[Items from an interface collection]

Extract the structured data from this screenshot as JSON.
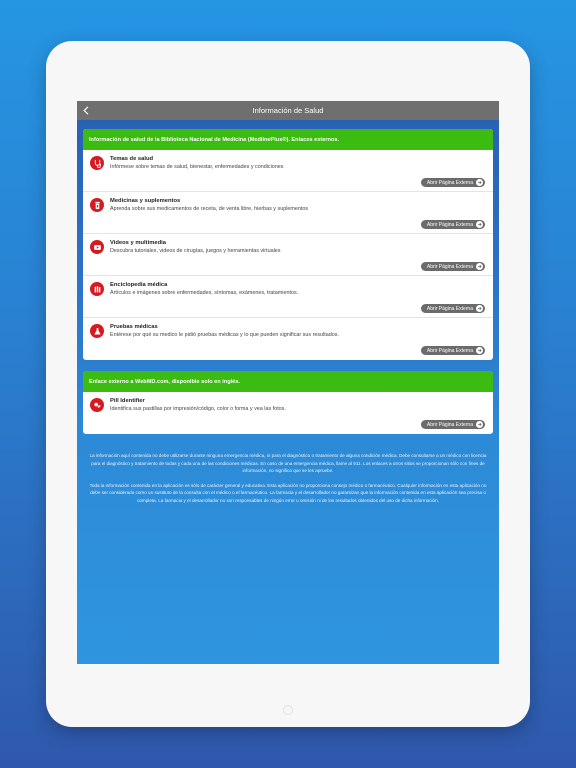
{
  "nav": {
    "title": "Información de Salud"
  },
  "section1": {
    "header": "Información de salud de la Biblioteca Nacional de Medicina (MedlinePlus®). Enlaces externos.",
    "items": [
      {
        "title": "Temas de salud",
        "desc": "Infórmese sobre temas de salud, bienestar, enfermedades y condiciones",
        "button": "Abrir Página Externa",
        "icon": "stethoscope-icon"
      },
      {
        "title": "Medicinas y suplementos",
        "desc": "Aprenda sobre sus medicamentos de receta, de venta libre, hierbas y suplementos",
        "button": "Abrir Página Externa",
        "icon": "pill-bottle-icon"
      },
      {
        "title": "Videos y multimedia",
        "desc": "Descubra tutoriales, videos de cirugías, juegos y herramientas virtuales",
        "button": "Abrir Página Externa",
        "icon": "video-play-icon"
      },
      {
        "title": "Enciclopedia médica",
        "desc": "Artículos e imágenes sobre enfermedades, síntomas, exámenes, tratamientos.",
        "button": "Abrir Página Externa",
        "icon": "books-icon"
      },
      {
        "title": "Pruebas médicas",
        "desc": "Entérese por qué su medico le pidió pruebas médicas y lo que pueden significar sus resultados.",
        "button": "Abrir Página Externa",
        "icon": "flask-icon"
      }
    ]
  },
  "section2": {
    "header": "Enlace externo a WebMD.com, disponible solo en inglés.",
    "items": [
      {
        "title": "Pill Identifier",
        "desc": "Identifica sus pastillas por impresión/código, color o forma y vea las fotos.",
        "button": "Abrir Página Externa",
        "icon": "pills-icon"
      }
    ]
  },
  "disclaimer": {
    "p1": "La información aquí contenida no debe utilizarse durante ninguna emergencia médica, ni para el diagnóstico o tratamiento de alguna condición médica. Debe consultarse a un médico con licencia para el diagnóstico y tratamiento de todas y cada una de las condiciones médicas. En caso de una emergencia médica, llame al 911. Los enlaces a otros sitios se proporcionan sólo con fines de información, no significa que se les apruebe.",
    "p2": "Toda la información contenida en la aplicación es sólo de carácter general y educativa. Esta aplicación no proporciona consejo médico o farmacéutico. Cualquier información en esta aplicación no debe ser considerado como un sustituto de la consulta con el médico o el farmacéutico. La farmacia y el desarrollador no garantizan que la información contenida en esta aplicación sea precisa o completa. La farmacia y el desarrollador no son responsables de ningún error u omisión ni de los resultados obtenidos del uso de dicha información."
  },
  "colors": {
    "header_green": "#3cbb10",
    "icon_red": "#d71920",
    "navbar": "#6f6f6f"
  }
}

— Task statement —
All of the records must come back exactly as they stand, minus every picture.

— Exercise answer —
Extract the structured data from this screenshot as JSON.
{
  "nav": {
    "title": "Información de Salud"
  },
  "section1": {
    "header": "Información de salud de la Biblioteca Nacional de Medicina (MedlinePlus®). Enlaces externos.",
    "items": [
      {
        "title": "Temas de salud",
        "desc": "Infórmese sobre temas de salud, bienestar, enfermedades y condiciones",
        "button": "Abrir Página Externa",
        "icon": "stethoscope-icon"
      },
      {
        "title": "Medicinas y suplementos",
        "desc": "Aprenda sobre sus medicamentos de receta, de venta libre, hierbas y suplementos",
        "button": "Abrir Página Externa",
        "icon": "pill-bottle-icon"
      },
      {
        "title": "Videos y multimedia",
        "desc": "Descubra tutoriales, videos de cirugías, juegos y herramientas virtuales",
        "button": "Abrir Página Externa",
        "icon": "video-play-icon"
      },
      {
        "title": "Enciclopedia médica",
        "desc": "Artículos e imágenes sobre enfermedades, síntomas, exámenes, tratamientos.",
        "button": "Abrir Página Externa",
        "icon": "books-icon"
      },
      {
        "title": "Pruebas médicas",
        "desc": "Entérese por qué su medico le pidió pruebas médicas y lo que pueden significar sus resultados.",
        "button": "Abrir Página Externa",
        "icon": "flask-icon"
      }
    ]
  },
  "section2": {
    "header": "Enlace externo a WebMD.com, disponible solo en inglés.",
    "items": [
      {
        "title": "Pill Identifier",
        "desc": "Identifica sus pastillas por impresión/código, color o forma y vea las fotos.",
        "button": "Abrir Página Externa",
        "icon": "pills-icon"
      }
    ]
  },
  "disclaimer": {
    "p1": "La información aquí contenida no debe utilizarse durante ninguna emergencia médica, ni para el diagnóstico o tratamiento de alguna condición médica. Debe consultarse a un médico con licencia para el diagnóstico y tratamiento de todas y cada una de las condiciones médicas. En caso de una emergencia médica, llame al 911. Los enlaces a otros sitios se proporcionan sólo con fines de información, no significa que se les apruebe.",
    "p2": "Toda la información contenida en la aplicación es sólo de carácter general y educativa. Esta aplicación no proporciona consejo médico o farmacéutico. Cualquier información en esta aplicación no debe ser considerado como un sustituto de la consulta con el médico o el farmacéutico. La farmacia y el desarrollador no garantizan que la información contenida en esta aplicación sea precisa o completa. La farmacia y el desarrollador no son responsables de ningún error u omisión ni de los resultados obtenidos del uso de dicha información."
  },
  "colors": {
    "header_green": "#3cbb10",
    "icon_red": "#d71920",
    "navbar": "#6f6f6f"
  }
}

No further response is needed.